→ **INSTRUCTION**
The records that follow need to be output exactly as they are.

[Dataset rows]

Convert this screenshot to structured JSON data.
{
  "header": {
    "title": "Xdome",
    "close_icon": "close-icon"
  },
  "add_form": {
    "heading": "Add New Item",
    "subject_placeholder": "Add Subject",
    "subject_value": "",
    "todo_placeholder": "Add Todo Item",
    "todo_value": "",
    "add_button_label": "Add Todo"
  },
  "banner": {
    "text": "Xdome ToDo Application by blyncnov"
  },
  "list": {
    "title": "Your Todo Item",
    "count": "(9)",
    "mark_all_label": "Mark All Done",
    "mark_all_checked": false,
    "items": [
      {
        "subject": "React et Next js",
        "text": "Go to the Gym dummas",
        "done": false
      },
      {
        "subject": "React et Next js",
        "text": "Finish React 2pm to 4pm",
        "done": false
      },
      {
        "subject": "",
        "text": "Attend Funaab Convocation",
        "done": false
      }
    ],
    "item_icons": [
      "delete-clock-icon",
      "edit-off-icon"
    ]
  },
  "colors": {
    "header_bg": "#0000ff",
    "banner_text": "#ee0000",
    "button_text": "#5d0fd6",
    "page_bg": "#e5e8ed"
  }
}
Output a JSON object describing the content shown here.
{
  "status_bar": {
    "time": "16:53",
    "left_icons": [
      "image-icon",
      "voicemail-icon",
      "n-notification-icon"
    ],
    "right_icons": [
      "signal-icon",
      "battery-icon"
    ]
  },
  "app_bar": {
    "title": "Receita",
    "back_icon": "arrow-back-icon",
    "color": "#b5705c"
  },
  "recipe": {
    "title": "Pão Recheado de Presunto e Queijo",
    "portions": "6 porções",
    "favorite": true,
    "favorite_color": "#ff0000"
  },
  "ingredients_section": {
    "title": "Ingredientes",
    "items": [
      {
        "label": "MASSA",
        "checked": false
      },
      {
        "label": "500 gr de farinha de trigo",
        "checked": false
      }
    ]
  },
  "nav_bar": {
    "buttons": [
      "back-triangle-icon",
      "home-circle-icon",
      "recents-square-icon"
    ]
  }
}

→ **EXPECTED ANSWER**
Convert this screenshot to structured JSON data.
{
  "header": {
    "title": "Xdome",
    "close_icon": "close-icon"
  },
  "add_form": {
    "heading": "Add New Item",
    "subject_placeholder": "Add Subject",
    "subject_value": "",
    "todo_placeholder": "Add Todo Item",
    "todo_value": "",
    "add_button_label": "Add Todo"
  },
  "banner": {
    "text": "Xdome ToDo Application by blyncnov"
  },
  "list": {
    "title": "Your Todo Item",
    "count": "(9)",
    "mark_all_label": "Mark All Done",
    "mark_all_checked": false,
    "items": [
      {
        "subject": "React et Next js",
        "text": "Go to the Gym dummas",
        "done": false
      },
      {
        "subject": "React et Next js",
        "text": "Finish React 2pm to 4pm",
        "done": false
      },
      {
        "subject": "",
        "text": "Attend Funaab Convocation",
        "done": false
      }
    ],
    "item_icons": [
      "delete-clock-icon",
      "edit-off-icon"
    ]
  },
  "colors": {
    "header_bg": "#0000ff",
    "banner_text": "#ee0000",
    "button_text": "#5d0fd6",
    "page_bg": "#e5e8ed"
  }
}
Output a JSON object describing the content shown here.
{
  "status_bar": {
    "time": "16:53",
    "left_icons": [
      "image-icon",
      "voicemail-icon",
      "n-notification-icon"
    ],
    "right_icons": [
      "signal-icon",
      "battery-icon"
    ]
  },
  "app_bar": {
    "title": "Receita",
    "back_icon": "arrow-back-icon",
    "color": "#b5705c"
  },
  "recipe": {
    "title": "Pão Recheado de Presunto e Queijo",
    "portions": "6 porções",
    "favorite": true,
    "favorite_color": "#ff0000"
  },
  "ingredients_section": {
    "title": "Ingredientes",
    "items": [
      {
        "label": "MASSA",
        "checked": false
      },
      {
        "label": "500 gr de farinha de trigo",
        "checked": false
      }
    ]
  },
  "nav_bar": {
    "buttons": [
      "back-triangle-icon",
      "home-circle-icon",
      "recents-square-icon"
    ]
  }
}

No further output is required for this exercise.